Input material →
⟨

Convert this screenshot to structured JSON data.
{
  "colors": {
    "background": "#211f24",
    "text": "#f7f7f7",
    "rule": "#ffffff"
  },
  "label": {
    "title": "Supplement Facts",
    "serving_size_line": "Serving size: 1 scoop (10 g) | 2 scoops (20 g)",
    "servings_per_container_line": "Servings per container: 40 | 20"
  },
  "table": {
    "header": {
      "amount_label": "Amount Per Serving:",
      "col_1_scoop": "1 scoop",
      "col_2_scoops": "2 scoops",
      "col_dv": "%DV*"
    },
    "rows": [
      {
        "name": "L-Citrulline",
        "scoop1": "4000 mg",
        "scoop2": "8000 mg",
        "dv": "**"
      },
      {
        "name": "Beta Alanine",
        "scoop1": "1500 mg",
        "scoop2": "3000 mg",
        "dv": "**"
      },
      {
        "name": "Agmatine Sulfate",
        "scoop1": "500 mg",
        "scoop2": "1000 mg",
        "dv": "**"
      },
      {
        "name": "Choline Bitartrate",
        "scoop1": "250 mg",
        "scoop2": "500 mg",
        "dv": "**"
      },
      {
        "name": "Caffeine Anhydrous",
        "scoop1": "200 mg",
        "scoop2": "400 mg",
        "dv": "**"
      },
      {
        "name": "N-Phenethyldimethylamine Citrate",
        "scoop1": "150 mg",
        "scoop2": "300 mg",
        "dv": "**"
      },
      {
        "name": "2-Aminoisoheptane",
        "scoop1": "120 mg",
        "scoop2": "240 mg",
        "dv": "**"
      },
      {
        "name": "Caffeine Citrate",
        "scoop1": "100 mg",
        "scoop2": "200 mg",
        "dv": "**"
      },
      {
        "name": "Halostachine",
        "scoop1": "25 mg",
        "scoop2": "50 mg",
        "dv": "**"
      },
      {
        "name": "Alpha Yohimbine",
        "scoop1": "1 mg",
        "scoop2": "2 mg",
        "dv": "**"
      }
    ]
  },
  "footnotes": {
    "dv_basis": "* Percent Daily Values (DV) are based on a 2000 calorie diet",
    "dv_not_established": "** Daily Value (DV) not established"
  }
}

⟩

Problem to work on →
Report each line of the material above where the word "name" appears.

Result of this exercise →
        "name": "L-Citrulline",
        "name": "Beta Alanine",
        "name": "Agmatine Sulfate",
        "name": "Choline Bitartrate",
        "name": "Caffeine Anhydrous",
        "name": "N-Phenethyldimethylamine Citrate",
        "name": "2-Aminoisoheptane",
        "name": "Caffeine Citrate",
        "name": "Halostachine",
        "name": "Alpha Yohimbine",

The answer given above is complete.